Given instruction →
Review the listing and copy each line that holds the word "title".

Entries provided →
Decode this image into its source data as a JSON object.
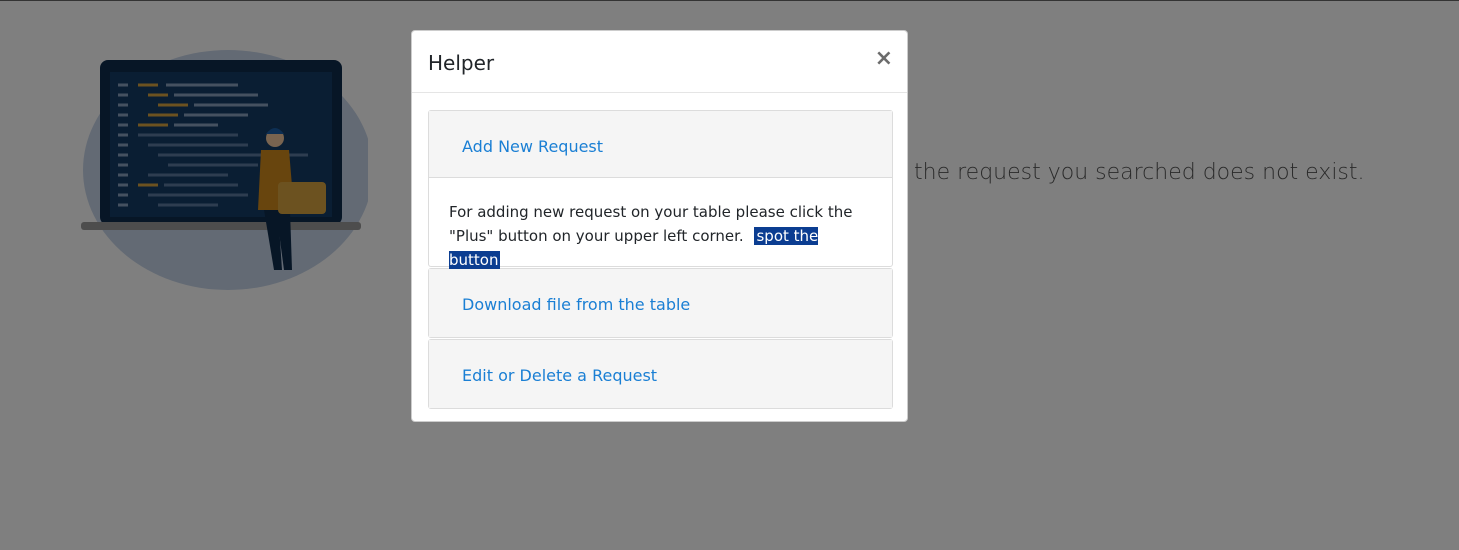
{
  "background_page": {
    "message": "the request you searched does not exist."
  },
  "modal": {
    "title": "Helper",
    "close_label": "×",
    "sections": [
      {
        "title": "Add New Request",
        "expanded": true,
        "body_text": "For adding new request on your table please click the \"Plus\" button on your upper left corner.",
        "body_link": "spot the button"
      },
      {
        "title": "Download file from the table",
        "expanded": false
      },
      {
        "title": "Edit or Delete a Request",
        "expanded": false
      }
    ]
  },
  "colors": {
    "link": "#1a7fd4",
    "highlight_bg": "#0b3d91",
    "overlay": "rgba(0,0,0,0.5)"
  }
}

Final result →
    "title": "Helper",
        "title": "Add New Request",
        "title": "Download file from the table",
        "title": "Edit or Delete a Request",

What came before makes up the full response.